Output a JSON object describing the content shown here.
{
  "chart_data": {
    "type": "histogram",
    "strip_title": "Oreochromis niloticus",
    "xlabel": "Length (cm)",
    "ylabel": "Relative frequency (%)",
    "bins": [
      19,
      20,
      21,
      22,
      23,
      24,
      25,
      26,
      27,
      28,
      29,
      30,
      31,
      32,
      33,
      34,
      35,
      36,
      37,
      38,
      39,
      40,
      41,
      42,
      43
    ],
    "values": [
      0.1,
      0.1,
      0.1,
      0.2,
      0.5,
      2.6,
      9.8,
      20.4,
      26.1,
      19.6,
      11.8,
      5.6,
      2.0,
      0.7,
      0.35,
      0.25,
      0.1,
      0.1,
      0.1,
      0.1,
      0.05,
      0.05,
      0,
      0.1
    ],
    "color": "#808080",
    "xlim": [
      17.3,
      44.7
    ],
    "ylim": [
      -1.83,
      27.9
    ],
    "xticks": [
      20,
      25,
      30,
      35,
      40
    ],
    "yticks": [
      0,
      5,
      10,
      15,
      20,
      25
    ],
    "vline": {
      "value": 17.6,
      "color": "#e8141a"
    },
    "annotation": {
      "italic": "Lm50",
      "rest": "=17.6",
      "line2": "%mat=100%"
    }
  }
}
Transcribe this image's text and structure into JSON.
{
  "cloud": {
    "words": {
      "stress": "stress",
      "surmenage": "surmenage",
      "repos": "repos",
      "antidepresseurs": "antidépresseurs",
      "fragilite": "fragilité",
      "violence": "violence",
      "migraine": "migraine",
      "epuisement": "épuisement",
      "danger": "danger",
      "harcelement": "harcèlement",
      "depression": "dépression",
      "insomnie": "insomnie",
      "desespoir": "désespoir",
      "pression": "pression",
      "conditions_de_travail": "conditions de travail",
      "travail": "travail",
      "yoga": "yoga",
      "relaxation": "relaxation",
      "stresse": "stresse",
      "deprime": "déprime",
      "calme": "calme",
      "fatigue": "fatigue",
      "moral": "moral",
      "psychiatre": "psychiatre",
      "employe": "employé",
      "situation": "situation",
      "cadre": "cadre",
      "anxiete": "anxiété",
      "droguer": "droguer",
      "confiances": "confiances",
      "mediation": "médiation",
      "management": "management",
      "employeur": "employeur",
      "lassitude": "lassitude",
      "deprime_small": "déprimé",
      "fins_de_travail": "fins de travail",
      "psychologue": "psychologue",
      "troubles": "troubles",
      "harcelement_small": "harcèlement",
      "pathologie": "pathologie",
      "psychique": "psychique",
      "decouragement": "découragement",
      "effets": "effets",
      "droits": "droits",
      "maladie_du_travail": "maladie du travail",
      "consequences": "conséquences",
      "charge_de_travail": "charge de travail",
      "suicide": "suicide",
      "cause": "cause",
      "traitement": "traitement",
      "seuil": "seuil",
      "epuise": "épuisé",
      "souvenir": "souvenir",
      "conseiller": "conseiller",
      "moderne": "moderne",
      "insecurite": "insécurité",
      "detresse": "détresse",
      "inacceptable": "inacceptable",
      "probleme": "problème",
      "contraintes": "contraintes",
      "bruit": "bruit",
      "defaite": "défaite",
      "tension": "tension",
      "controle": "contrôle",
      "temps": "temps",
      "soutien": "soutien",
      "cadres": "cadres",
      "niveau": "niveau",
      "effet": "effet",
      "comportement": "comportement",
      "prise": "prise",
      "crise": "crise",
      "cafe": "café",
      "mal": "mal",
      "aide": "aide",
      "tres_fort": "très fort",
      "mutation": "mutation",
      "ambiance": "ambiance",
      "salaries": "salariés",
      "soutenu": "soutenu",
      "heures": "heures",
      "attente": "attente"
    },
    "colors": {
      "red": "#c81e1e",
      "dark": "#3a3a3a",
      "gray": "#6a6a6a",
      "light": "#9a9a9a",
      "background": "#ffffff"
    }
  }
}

*Problem requirements:*
Repeat the listing in full, keeping every line exactly as it is.

*Finished task:*
Output a JSON object describing the content shown here.
{
  "chart_data": {
    "type": "histogram",
    "strip_title": "Oreochromis niloticus",
    "xlabel": "Length (cm)",
    "ylabel": "Relative frequency (%)",
    "bins": [
      19,
      20,
      21,
      22,
      23,
      24,
      25,
      26,
      27,
      28,
      29,
      30,
      31,
      32,
      33,
      34,
      35,
      36,
      37,
      38,
      39,
      40,
      41,
      42,
      43
    ],
    "values": [
      0.1,
      0.1,
      0.1,
      0.2,
      0.5,
      2.6,
      9.8,
      20.4,
      26.1,
      19.6,
      11.8,
      5.6,
      2.0,
      0.7,
      0.35,
      0.25,
      0.1,
      0.1,
      0.1,
      0.1,
      0.05,
      0.05,
      0,
      0.1
    ],
    "color": "#808080",
    "xlim": [
      17.3,
      44.7
    ],
    "ylim": [
      -1.83,
      27.9
    ],
    "xticks": [
      20,
      25,
      30,
      35,
      40
    ],
    "yticks": [
      0,
      5,
      10,
      15,
      20,
      25
    ],
    "vline": {
      "value": 17.6,
      "color": "#e8141a"
    },
    "annotation": {
      "italic": "Lm50",
      "rest": "=17.6",
      "line2": "%mat=100%"
    }
  }
}
Transcribe this image's text and structure into JSON.
{
  "cloud": {
    "words": {
      "stress": "stress",
      "surmenage": "surmenage",
      "repos": "repos",
      "antidepresseurs": "antidépresseurs",
      "fragilite": "fragilité",
      "violence": "violence",
      "migraine": "migraine",
      "epuisement": "épuisement",
      "danger": "danger",
      "harcelement": "harcèlement",
      "depression": "dépression",
      "insomnie": "insomnie",
      "desespoir": "désespoir",
      "pression": "pression",
      "conditions_de_travail": "conditions de travail",
      "travail": "travail",
      "yoga": "yoga",
      "relaxation": "relaxation",
      "stresse": "stresse",
      "deprime": "déprime",
      "calme": "calme",
      "fatigue": "fatigue",
      "moral": "moral",
      "psychiatre": "psychiatre",
      "employe": "employé",
      "situation": "situation",
      "cadre": "cadre",
      "anxiete": "anxiété",
      "droguer": "droguer",
      "confiances": "confiances",
      "mediation": "médiation",
      "management": "management",
      "employeur": "employeur",
      "lassitude": "lassitude",
      "deprime_small": "déprimé",
      "fins_de_travail": "fins de travail",
      "psychologue": "psychologue",
      "troubles": "troubles",
      "harcelement_small": "harcèlement",
      "pathologie": "pathologie",
      "psychique": "psychique",
      "decouragement": "découragement",
      "effets": "effets",
      "droits": "droits",
      "maladie_du_travail": "maladie du travail",
      "consequences": "conséquences",
      "charge_de_travail": "charge de travail",
      "suicide": "suicide",
      "cause": "cause",
      "traitement": "traitement",
      "seuil": "seuil",
      "epuise": "épuisé",
      "souvenir": "souvenir",
      "conseiller": "conseiller",
      "moderne": "moderne",
      "insecurite": "insécurité",
      "detresse": "détresse",
      "inacceptable": "inacceptable",
      "probleme": "problème",
      "contraintes": "contraintes",
      "bruit": "bruit",
      "defaite": "défaite",
      "tension": "tension",
      "controle": "contrôle",
      "temps": "temps",
      "soutien": "soutien",
      "cadres": "cadres",
      "niveau": "niveau",
      "effet": "effet",
      "comportement": "comportement",
      "prise": "prise",
      "crise": "crise",
      "cafe": "café",
      "mal": "mal",
      "aide": "aide",
      "tres_fort": "très fort",
      "mutation": "mutation",
      "ambiance": "ambiance",
      "salaries": "salariés",
      "soutenu": "soutenu",
      "heures": "heures",
      "attente": "attente"
    },
    "colors": {
      "red": "#c81e1e",
      "dark": "#3a3a3a",
      "gray": "#6a6a6a",
      "light": "#9a9a9a",
      "background": "#ffffff"
    }
  }
}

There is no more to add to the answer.